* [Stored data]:
--- Begin ---
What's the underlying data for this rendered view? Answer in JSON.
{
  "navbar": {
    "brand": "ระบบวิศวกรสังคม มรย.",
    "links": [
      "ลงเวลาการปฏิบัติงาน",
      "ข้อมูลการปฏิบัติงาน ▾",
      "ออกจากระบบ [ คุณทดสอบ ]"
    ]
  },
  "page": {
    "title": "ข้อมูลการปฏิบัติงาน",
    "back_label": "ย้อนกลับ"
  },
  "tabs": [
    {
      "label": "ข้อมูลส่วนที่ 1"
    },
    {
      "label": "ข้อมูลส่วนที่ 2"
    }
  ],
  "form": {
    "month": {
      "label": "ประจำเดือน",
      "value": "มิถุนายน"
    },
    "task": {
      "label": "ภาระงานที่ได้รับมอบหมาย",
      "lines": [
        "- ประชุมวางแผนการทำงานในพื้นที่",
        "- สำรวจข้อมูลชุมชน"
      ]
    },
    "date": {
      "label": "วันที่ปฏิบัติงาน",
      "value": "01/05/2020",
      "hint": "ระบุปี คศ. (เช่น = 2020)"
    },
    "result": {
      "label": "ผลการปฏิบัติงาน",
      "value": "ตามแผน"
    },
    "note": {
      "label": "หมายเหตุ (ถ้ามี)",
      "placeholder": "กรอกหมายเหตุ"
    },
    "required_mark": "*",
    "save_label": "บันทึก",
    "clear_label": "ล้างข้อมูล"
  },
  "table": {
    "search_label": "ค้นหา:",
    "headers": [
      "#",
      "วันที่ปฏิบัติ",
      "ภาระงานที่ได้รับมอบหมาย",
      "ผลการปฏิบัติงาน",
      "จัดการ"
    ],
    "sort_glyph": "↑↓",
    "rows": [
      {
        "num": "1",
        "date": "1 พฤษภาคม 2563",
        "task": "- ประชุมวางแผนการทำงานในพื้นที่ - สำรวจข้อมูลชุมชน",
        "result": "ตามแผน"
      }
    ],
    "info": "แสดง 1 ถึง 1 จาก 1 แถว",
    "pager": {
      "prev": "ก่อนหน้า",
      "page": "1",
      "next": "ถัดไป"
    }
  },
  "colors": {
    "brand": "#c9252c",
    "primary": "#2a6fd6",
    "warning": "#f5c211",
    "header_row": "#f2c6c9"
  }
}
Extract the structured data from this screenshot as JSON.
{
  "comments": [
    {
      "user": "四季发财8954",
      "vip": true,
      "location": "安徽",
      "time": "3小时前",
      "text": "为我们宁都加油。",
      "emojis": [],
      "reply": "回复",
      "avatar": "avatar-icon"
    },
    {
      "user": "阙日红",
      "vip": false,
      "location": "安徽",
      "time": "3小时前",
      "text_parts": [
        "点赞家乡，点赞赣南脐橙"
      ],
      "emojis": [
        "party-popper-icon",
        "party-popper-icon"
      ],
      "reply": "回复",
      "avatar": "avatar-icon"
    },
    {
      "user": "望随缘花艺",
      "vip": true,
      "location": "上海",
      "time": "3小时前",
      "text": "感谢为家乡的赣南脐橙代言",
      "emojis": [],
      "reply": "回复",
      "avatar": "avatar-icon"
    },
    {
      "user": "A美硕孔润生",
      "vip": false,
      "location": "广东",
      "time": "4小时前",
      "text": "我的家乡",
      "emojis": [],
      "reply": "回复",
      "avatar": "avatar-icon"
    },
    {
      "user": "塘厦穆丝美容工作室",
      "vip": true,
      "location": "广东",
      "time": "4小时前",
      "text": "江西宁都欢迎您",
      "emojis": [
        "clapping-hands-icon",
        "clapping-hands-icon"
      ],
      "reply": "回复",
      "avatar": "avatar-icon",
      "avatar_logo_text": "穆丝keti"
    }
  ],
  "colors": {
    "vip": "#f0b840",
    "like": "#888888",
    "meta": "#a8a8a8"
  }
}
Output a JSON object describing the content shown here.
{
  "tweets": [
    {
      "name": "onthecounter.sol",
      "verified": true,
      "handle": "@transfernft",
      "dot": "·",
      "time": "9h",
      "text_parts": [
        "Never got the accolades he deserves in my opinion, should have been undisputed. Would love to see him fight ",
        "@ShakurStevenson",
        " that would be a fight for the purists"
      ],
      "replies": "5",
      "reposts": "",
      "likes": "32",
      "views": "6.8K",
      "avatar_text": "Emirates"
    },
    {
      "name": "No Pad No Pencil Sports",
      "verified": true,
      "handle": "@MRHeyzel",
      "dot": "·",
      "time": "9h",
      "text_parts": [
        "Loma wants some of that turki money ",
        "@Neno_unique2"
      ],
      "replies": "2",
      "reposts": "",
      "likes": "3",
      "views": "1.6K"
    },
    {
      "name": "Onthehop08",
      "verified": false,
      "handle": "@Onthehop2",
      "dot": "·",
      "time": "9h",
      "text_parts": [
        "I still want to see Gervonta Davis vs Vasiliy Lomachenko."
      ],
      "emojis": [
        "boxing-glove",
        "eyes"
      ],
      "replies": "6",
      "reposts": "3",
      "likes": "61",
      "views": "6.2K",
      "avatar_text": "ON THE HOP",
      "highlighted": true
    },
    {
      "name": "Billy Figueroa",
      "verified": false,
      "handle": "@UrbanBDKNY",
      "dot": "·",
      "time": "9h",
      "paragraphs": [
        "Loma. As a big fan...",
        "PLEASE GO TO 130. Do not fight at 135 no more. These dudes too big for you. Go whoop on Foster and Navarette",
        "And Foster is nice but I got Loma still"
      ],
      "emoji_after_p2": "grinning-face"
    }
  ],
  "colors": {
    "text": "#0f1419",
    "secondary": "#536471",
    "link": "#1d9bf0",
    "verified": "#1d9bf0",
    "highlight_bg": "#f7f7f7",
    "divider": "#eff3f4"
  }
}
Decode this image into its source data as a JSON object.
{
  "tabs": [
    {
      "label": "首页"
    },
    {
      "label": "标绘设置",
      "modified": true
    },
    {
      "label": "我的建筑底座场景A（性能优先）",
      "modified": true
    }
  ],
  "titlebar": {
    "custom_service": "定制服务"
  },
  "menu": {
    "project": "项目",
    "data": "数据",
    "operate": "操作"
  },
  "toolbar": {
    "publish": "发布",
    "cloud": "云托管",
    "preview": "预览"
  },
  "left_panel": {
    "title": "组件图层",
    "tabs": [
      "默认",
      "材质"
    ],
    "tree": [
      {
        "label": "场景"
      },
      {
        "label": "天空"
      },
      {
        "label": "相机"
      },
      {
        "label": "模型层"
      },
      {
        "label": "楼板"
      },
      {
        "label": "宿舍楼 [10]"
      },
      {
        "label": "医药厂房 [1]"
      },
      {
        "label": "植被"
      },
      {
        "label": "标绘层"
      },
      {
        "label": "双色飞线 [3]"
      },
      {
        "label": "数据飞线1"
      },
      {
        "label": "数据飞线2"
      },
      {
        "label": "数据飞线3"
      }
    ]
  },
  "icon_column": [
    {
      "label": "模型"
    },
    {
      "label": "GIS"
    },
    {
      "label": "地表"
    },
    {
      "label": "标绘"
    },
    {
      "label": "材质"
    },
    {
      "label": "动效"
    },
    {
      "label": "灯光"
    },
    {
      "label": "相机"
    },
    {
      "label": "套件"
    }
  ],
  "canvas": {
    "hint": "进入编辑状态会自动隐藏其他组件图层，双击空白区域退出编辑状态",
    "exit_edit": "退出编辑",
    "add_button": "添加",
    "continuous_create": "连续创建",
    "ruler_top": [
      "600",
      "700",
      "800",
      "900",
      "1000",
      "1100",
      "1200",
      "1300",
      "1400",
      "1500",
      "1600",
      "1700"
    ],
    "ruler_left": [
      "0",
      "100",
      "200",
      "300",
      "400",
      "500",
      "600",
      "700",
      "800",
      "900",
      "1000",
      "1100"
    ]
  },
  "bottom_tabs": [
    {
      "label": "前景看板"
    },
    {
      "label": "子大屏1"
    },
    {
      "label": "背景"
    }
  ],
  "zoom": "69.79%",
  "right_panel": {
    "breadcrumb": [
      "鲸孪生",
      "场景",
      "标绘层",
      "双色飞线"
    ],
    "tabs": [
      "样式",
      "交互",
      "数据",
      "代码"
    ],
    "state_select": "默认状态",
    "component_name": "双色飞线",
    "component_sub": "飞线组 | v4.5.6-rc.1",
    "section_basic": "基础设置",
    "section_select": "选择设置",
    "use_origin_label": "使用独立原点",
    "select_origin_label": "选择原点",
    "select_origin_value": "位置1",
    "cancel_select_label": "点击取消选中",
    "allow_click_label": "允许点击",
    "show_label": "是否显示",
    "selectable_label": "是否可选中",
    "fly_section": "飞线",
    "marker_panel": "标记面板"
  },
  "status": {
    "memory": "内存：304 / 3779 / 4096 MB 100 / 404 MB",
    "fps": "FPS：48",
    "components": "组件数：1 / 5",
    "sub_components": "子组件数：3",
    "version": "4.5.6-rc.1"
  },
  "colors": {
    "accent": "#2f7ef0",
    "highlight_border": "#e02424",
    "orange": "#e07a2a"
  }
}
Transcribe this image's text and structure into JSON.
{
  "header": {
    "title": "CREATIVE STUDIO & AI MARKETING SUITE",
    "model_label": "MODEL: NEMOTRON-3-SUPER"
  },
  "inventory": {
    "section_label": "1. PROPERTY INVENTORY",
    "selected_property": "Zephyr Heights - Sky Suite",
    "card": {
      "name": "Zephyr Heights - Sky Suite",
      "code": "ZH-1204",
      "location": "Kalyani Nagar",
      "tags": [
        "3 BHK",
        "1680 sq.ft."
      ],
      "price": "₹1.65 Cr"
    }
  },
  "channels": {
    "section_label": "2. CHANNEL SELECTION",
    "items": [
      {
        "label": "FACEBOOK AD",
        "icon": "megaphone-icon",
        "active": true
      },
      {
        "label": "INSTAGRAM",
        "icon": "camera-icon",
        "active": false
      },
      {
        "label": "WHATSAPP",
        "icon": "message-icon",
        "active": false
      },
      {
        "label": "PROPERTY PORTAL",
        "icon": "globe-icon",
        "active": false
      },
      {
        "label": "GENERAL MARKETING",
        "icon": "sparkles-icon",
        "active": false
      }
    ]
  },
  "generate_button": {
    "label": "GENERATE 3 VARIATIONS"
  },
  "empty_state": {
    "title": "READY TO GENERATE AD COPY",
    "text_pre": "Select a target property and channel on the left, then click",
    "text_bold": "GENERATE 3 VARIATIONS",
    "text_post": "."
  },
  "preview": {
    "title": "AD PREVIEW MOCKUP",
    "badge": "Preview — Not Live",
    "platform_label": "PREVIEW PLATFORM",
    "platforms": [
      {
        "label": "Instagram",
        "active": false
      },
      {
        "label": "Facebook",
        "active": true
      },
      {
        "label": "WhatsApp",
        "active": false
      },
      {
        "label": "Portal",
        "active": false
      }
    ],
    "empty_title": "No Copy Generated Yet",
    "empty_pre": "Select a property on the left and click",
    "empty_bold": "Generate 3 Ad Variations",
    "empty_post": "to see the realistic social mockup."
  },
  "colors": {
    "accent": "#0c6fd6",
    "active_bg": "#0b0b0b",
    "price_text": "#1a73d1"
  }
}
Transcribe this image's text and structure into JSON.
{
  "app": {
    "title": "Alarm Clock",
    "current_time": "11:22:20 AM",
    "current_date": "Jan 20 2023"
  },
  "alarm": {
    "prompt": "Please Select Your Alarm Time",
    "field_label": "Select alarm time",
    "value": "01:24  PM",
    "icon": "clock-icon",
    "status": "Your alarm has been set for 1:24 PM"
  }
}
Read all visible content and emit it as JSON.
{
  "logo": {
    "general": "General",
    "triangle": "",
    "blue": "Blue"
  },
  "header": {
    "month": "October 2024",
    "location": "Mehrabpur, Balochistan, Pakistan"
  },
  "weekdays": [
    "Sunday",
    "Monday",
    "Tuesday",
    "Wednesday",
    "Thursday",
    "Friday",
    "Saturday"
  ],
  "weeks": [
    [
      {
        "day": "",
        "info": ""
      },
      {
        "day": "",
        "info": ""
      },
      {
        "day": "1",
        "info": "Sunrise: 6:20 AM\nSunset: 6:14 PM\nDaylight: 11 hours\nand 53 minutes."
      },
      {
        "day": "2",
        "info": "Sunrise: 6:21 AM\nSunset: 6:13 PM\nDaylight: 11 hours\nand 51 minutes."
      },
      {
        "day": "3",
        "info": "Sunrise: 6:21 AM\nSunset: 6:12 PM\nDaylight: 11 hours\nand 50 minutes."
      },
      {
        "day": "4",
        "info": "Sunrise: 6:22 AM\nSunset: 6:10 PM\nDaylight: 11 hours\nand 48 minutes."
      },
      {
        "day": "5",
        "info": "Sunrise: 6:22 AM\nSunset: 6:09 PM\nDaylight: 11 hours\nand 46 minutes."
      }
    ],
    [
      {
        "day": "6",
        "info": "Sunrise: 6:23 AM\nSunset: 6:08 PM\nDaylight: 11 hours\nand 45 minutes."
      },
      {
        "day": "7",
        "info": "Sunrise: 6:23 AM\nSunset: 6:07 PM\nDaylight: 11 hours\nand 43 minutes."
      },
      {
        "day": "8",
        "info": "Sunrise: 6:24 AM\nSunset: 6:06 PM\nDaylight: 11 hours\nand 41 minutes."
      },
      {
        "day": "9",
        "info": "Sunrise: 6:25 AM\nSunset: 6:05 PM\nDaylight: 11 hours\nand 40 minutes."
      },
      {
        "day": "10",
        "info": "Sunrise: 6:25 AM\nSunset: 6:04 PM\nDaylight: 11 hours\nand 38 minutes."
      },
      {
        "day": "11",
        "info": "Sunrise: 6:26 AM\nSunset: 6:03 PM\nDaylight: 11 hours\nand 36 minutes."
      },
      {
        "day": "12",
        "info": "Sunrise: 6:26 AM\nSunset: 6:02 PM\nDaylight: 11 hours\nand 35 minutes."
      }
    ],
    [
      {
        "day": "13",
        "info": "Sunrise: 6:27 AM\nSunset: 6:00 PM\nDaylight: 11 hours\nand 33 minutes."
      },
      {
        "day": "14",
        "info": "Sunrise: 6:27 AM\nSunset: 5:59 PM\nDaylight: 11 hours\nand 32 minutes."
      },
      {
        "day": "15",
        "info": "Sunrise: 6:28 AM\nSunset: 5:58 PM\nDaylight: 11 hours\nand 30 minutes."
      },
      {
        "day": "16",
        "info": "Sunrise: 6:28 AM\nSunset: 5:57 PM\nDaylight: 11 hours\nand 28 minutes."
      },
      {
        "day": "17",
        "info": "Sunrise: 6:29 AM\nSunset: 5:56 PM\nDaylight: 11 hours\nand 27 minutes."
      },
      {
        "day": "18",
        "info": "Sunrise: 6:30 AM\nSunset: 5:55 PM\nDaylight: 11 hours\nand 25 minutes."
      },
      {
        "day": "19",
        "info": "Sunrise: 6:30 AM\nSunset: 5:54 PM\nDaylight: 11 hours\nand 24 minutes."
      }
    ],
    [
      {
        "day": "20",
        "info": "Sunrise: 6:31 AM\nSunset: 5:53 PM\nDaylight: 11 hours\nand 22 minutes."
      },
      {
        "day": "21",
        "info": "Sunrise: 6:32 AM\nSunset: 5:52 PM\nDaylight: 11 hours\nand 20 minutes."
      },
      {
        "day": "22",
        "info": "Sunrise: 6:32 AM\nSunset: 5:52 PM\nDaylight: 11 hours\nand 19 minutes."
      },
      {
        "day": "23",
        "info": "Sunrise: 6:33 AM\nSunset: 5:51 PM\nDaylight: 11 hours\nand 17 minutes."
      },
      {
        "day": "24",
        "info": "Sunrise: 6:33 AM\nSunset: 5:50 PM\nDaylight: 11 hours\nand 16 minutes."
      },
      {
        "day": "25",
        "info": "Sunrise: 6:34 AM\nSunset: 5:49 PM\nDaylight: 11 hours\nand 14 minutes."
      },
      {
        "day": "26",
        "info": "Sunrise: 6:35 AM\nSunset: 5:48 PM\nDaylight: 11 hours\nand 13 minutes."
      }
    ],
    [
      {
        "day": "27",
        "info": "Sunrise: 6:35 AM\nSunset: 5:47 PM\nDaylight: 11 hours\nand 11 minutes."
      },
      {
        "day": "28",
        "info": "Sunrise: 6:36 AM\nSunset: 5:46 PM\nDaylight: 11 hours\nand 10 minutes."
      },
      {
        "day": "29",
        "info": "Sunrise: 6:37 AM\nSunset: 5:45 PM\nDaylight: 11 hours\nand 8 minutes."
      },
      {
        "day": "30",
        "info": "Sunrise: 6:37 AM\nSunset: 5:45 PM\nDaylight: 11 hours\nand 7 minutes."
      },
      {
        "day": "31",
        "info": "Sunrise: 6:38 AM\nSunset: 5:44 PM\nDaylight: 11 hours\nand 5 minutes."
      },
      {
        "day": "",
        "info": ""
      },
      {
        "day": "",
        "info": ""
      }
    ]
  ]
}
--- End ---
* [DESCRIPTION OF THE TASK]: For each line of the entries that includes "JSON", show that line.

* [THE RESULT]:
What's the underlying data for this rendered view? Answer in JSON.
Extract the structured data from this screenshot as JSON.
Output a JSON object describing the content shown here.
Decode this image into its source data as a JSON object.
Transcribe this image's text and structure into JSON.
Transcribe this image's text and structure into JSON.
Read all visible content and emit it as JSON.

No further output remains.